Find each line with the word "selected" and copy it.

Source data
--------------------------------------------------
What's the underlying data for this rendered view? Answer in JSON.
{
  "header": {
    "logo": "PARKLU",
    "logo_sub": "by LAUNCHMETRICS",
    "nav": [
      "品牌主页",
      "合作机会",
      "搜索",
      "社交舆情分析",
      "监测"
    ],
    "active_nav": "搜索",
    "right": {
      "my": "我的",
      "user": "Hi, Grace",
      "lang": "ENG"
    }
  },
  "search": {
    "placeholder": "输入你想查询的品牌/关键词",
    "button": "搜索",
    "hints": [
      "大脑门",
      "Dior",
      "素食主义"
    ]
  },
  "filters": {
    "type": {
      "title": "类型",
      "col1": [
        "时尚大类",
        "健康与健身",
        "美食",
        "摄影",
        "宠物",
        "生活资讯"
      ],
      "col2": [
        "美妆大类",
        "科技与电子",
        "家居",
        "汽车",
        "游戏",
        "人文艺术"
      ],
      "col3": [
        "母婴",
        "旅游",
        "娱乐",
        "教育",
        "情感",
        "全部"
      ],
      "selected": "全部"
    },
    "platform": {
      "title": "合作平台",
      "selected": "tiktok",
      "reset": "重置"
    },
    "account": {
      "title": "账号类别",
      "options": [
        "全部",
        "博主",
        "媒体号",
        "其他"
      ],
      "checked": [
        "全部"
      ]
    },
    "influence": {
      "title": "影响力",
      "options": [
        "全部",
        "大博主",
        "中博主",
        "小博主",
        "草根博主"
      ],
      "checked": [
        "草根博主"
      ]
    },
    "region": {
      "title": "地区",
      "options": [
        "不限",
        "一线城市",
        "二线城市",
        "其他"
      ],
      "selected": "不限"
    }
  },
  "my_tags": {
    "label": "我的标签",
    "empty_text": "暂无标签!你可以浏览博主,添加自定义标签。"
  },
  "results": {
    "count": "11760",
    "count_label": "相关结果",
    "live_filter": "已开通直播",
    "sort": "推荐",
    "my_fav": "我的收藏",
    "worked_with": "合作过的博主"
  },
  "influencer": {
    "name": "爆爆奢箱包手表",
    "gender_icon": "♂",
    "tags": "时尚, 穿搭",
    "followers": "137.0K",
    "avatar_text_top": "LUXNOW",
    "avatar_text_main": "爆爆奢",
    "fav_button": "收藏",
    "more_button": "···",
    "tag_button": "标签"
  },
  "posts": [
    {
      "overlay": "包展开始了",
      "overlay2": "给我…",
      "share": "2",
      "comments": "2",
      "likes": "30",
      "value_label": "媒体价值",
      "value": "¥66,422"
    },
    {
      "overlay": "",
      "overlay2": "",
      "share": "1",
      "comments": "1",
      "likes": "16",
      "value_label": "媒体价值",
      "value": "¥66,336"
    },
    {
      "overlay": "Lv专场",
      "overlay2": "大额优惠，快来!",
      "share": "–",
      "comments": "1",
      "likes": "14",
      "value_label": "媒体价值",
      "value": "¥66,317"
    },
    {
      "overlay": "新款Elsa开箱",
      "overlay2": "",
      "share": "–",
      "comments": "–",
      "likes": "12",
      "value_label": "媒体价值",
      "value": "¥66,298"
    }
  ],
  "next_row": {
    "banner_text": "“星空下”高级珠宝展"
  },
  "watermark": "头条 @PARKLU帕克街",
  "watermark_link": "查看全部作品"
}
--------------------------------------------------
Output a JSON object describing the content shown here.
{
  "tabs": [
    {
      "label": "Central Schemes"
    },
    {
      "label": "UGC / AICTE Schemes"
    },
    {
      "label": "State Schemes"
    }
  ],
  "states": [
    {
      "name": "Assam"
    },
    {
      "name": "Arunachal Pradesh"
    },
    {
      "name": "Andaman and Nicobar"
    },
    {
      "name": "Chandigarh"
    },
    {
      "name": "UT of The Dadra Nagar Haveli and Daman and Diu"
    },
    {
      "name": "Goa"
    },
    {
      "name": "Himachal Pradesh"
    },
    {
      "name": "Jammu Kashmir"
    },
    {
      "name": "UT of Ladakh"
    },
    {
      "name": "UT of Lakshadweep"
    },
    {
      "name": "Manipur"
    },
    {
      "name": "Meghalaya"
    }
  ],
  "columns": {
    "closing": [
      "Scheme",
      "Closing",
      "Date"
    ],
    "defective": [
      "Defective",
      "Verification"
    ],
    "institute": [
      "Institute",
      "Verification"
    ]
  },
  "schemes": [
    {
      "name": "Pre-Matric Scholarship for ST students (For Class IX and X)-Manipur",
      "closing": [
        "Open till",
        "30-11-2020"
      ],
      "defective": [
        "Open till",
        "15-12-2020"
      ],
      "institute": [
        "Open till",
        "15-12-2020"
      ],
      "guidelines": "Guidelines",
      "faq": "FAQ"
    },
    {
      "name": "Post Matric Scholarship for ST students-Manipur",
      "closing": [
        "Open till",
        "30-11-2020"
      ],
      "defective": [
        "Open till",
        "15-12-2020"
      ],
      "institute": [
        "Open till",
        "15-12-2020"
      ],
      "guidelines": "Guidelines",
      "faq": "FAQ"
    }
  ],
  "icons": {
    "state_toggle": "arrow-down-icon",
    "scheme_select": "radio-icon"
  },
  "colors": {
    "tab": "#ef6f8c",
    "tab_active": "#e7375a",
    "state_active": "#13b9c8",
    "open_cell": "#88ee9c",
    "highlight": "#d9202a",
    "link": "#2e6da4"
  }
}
--------------------------------------------------
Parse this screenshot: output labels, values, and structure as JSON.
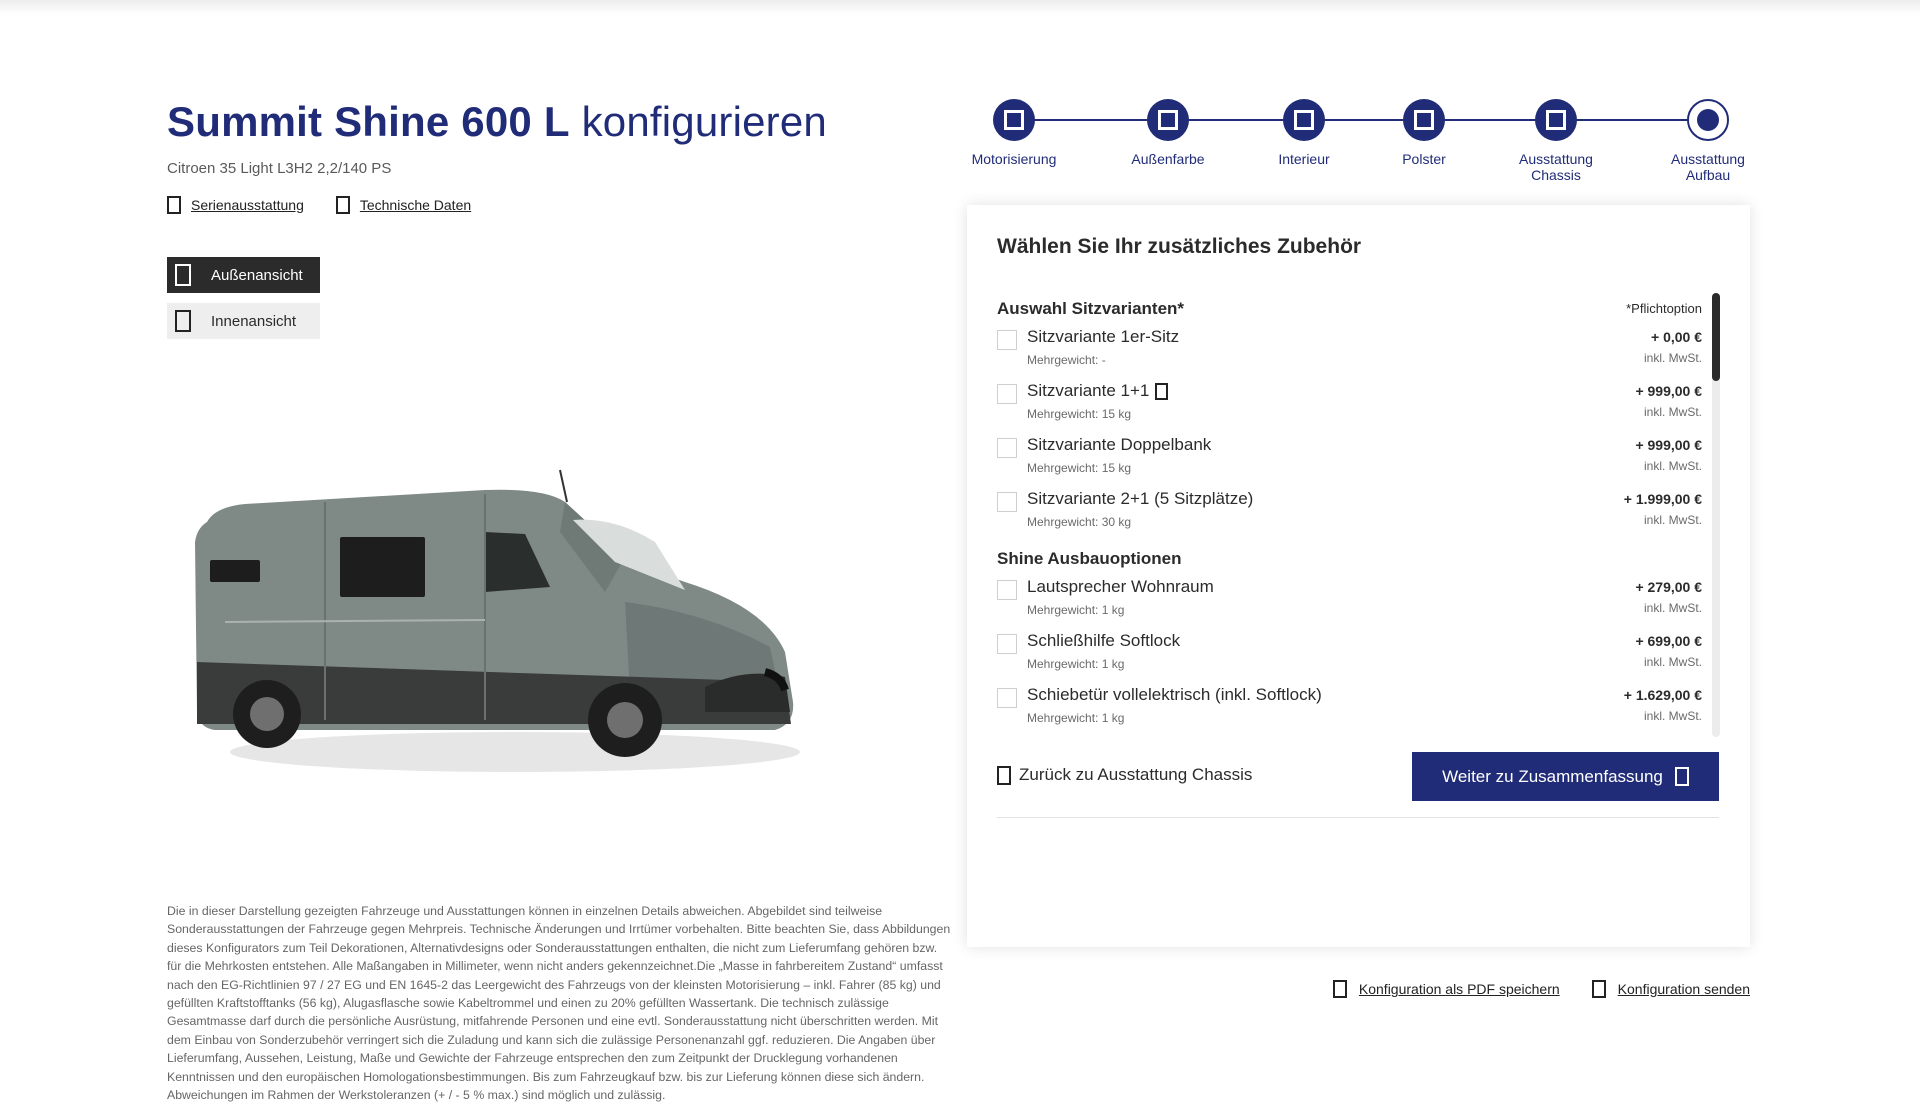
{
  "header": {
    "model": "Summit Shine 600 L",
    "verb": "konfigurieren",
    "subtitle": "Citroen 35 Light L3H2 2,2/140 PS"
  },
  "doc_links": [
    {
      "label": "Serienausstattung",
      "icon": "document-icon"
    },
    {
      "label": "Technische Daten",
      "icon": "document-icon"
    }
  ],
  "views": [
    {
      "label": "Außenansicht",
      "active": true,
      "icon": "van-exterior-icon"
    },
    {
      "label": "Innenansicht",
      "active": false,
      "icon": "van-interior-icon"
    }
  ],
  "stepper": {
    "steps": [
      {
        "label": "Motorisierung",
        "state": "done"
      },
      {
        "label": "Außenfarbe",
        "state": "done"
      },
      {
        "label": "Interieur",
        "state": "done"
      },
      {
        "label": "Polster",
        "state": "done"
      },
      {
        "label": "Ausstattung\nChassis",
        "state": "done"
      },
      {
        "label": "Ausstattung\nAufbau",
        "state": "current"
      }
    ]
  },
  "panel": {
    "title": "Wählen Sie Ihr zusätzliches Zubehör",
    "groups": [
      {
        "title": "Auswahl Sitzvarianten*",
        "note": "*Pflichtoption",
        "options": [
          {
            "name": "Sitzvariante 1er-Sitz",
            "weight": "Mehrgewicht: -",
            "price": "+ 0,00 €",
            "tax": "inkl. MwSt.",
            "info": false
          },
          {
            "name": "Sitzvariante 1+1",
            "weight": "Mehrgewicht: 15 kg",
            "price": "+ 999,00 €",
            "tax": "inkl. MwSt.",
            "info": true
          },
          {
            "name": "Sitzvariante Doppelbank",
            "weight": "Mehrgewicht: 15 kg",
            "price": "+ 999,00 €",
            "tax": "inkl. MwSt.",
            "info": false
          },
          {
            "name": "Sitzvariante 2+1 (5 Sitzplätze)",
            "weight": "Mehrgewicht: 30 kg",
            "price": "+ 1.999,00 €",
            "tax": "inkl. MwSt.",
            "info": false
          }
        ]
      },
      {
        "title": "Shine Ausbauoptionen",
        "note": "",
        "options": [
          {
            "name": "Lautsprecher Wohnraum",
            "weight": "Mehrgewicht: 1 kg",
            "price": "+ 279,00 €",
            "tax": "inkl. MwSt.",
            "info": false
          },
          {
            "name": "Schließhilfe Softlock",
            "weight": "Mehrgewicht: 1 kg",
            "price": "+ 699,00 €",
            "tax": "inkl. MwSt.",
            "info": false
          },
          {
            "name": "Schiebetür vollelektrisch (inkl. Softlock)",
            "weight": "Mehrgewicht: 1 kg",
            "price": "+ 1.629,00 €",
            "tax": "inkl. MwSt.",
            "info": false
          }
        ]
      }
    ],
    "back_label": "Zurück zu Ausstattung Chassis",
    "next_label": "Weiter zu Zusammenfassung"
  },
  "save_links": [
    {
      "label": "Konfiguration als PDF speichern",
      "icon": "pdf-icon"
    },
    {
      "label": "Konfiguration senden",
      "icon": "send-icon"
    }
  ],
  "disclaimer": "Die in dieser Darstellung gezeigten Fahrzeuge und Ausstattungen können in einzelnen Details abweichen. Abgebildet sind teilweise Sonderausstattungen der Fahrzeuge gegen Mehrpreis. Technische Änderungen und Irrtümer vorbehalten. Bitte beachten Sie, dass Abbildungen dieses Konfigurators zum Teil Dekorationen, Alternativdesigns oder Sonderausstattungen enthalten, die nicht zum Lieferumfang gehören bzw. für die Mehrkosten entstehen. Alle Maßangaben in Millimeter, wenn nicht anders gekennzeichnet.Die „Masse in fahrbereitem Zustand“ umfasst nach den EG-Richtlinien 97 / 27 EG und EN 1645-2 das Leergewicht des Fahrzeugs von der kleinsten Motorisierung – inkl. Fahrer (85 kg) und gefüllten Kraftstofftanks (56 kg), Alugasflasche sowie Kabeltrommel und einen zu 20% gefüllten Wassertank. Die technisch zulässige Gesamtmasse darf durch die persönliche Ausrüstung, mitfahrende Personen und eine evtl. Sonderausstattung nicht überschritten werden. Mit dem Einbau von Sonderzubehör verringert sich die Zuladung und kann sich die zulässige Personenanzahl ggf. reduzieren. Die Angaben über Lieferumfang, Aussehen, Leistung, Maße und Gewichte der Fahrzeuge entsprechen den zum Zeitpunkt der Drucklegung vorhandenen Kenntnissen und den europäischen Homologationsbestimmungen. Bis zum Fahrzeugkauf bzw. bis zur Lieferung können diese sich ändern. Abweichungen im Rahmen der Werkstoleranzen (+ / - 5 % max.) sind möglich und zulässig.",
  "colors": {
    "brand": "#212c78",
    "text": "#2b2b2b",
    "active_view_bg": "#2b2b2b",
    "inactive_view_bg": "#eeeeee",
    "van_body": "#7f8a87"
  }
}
--------------------------------------------------
> OUTPUT FOR THIS TASK
      "selected": "全部"
      "selected": "tiktok",
      "selected": "不限"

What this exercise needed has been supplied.